**Task statement**
Print the lead segmentation text word for word, everything from "These characteristics could" down to "of your markets.".

**Provided text**
++++++
Does your admissions team have trouble dividing its workload? Do you find it difficult to know which prospects to follow up with, and when? Do your emails and other communications sometimes feel too generic, or lack a personal touch?
While each of these problems might seem very different, the root cause of all three is often the same. Across the education sector, the lack of a proper lead segmentation strategy can be one of the biggest limitations holding many schools back.
Fortunately, with the right technology, knowhow, and a bit of hard work, your school can create a list segmentation system that allows you to improve your efficiency, personalize your follow-up activities, and maximize your conversions.
Keep reading to find out how.
Finding the Right Segmentation Model for Your School’s Needs
The interesting thing about segmentation is that there isn’t necessarily a right or wrong way to do it. At its core, segmentation is about finding key characteristics among members of your audience which you can use to differentiate them from others and better target and personalize your recruitment efforts.
These characteristics could be almost anything, and may depend on your school’s needs, goals, and resources. A good first step is to think about the single biggest differences that set members of your target audience apart from one another. These attributes can form the basis of your segmentation model.
Here are a few examples of common approaches that many schools take.
Geographic Segmentation
One of the most straightforward methods of segmenting prospects, dividing leads into lists based on their country, city, or region can help your school to account for any differing motivations, enrollment barriers, and even langauge proficiencies across each of your markets.
++++++
**Material**
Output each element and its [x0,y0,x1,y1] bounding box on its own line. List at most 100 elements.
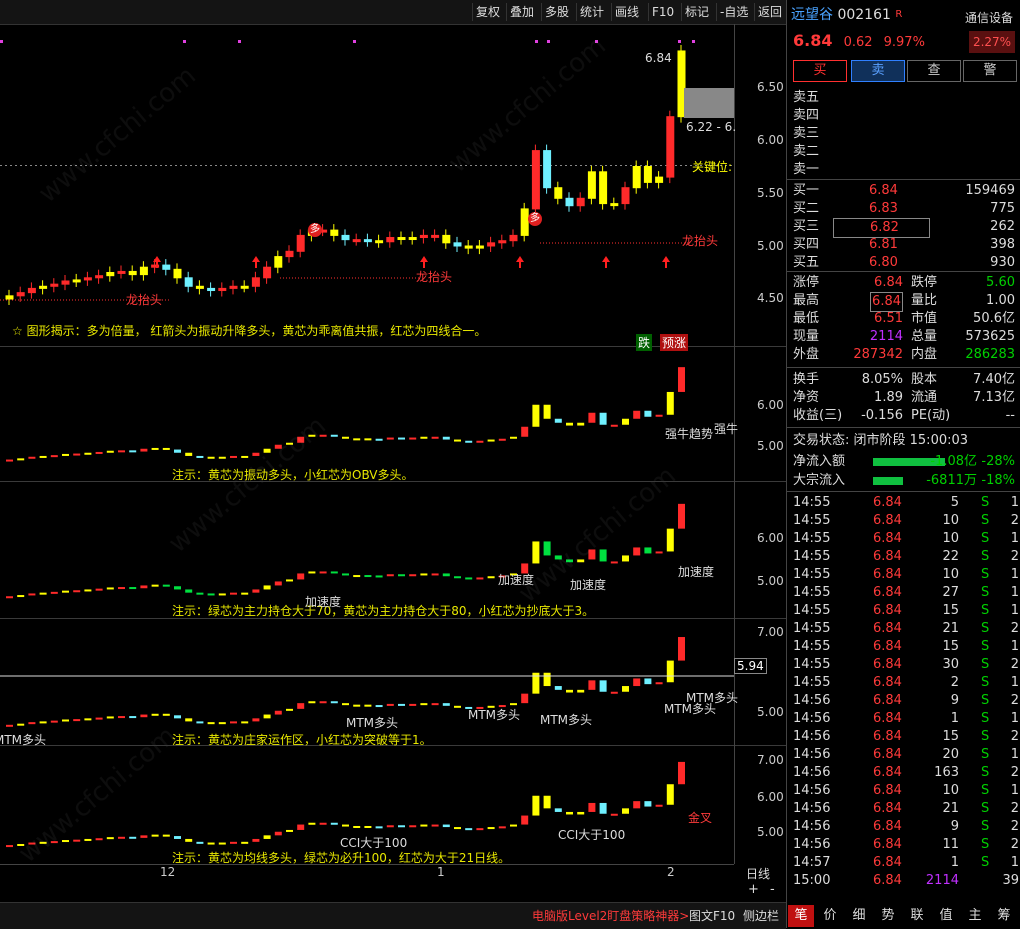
buy-level-volume: 930 [990,255,1015,270]
toolbar-fuquan-button[interactable]: 复权 [472,3,503,21]
toolbar-multistock-button[interactable]: 多股 [541,3,572,21]
right-tab[interactable]: 细 [846,905,872,927]
p3-axis-label: 6.00 [757,531,784,545]
tick-volume: 20 [942,747,959,762]
promo-link[interactable]: 电脑版Level2盯盘策略神器> [532,907,689,924]
resistance-box [684,88,734,118]
tick-count: 2 [1010,693,1019,708]
sidebar-toggle[interactable]: 侧边栏 [743,907,779,924]
p5-bar [353,825,361,828]
p4-bar [28,722,36,725]
p4-bar [6,724,13,727]
candle [509,234,518,242]
p5-bar [510,824,517,827]
tick-price: 6.84 [873,711,902,726]
right-tab[interactable]: 联 [904,905,930,927]
p4-bar [644,678,652,685]
buy-level-row[interactable]: 买二 6.83 775 [793,200,1015,218]
alert-button[interactable]: 警 [963,60,1017,82]
tick-price: 6.84 [873,675,902,690]
p5-bar [655,804,663,807]
p4-bar [308,701,316,704]
toolbar-overlay-button[interactable]: 叠加 [506,3,537,21]
tick-volume: 15 [942,639,959,654]
up-arrow [662,256,670,268]
p4-bar [230,721,237,724]
p4-bar [286,708,293,711]
p4-bar [588,680,596,690]
p5-bar [521,815,529,825]
tick-time: 14:57 [793,855,831,870]
right-tab[interactable]: 价 [817,905,843,927]
chart-toolbar: 复权 叠加 多股 统计 画线 F10 标记 -自选 返回 [0,0,786,25]
candle [195,285,204,289]
candle [655,176,664,183]
zoom-out-button[interactable]: - [770,882,775,897]
tick-price: 6.84 [873,765,902,780]
p4-bar [218,722,226,725]
tick-side: S [981,585,990,600]
tick-side: S [981,531,990,546]
candle [50,283,59,287]
toolbar-f10-button[interactable]: F10 [648,3,677,21]
p4-bar [521,693,529,704]
tick-time: 14:56 [793,765,831,780]
p3-bar [431,573,439,576]
p4-bar [185,718,193,722]
tick-time: 15:00 [793,873,831,888]
p5-bar [386,825,394,828]
duo-badge: 多 [308,223,322,237]
p2-bar [185,452,193,456]
toolbar-stats-button[interactable]: 统计 [576,3,607,21]
candle [61,280,70,285]
right-tab[interactable]: 筹 [991,905,1017,927]
p3-bar [218,593,226,596]
p2-bar [442,436,450,440]
p2-axis-label: 6.00 [757,398,784,412]
p4-bar [420,703,428,706]
tick-price: 6.84 [873,549,902,564]
p2-bar [174,449,181,453]
tick-row: 14:55 6.84 10 S 2 [793,512,1019,530]
p2-bar [84,452,92,455]
toolbar-mark-button[interactable]: 标记 [681,3,712,21]
tick-count: 1 [1010,495,1019,510]
p3-bar [297,573,305,580]
tick-volume: 1 [950,711,959,726]
query-button[interactable]: 查 [907,60,961,82]
p5-bar [151,834,159,837]
right-tab[interactable]: 值 [933,905,959,927]
tick-volume: 11 [942,837,959,852]
buy-level-row[interactable]: 买五 6.80 930 [793,254,1015,272]
tick-time: 14:55 [793,549,831,564]
tick-time: 14:56 [793,747,831,762]
stat-value: 1.00 [986,293,1015,308]
p5-bar [532,795,540,816]
buy-level-volume: 398 [990,237,1015,252]
p4-bar [409,703,417,706]
toolbar-draw-button[interactable]: 画线 [611,3,642,21]
right-tab[interactable]: 势 [875,905,901,927]
zoom-in-button[interactable]: + [748,882,759,897]
sell-button[interactable]: 卖 [851,60,905,82]
p3-bar [62,590,69,593]
buy-level-row[interactable]: 买四 6.81 398 [793,236,1015,254]
buy-level-row[interactable]: 买一 6.84 159469 [793,182,1015,200]
right-tab[interactable]: 主 [962,905,988,927]
f10-link[interactable]: 图文F10 [689,907,735,924]
p5-bar [566,811,573,815]
toolbar-watchlist-button[interactable]: -自选 [716,3,751,21]
tick-count: 1 [1010,855,1019,870]
period-selector[interactable]: 日线 [746,865,770,882]
stats-row: 最低 6.51 市值 50.6亿 [793,310,1015,328]
p5-bar [644,801,652,807]
p3-bar [50,591,58,594]
tick-count: 2 [1010,729,1019,744]
right-tab[interactable]: 笔 [788,905,814,927]
toolbar-back-button[interactable]: 返回 [754,3,785,21]
buy-button[interactable]: 买 [793,60,847,82]
tick-price: 6.84 [873,693,902,708]
buy-level-row[interactable]: 买三 6.82 262 [793,218,1015,238]
p4-bar [84,718,92,721]
sector-name[interactable]: 通信设备 [965,9,1013,26]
++++++
**Solution to this problem**
These characteristics could be almost anything, and may depend on your school’s needs, goals, and resources. A good first step is to think about the single biggest differences that set members of your target audience apart from one another. These attributes can form the basis of your segmentation model.
Here are a few examples of common approaches that many schools take.
Geographic Segmentation
One of the most straightforward methods of segmenting prospects, dividing leads into lists based on their country, city, or region can help your school to account for any differing motivations, enrollment barriers, and even langauge proficiencies across each of your markets.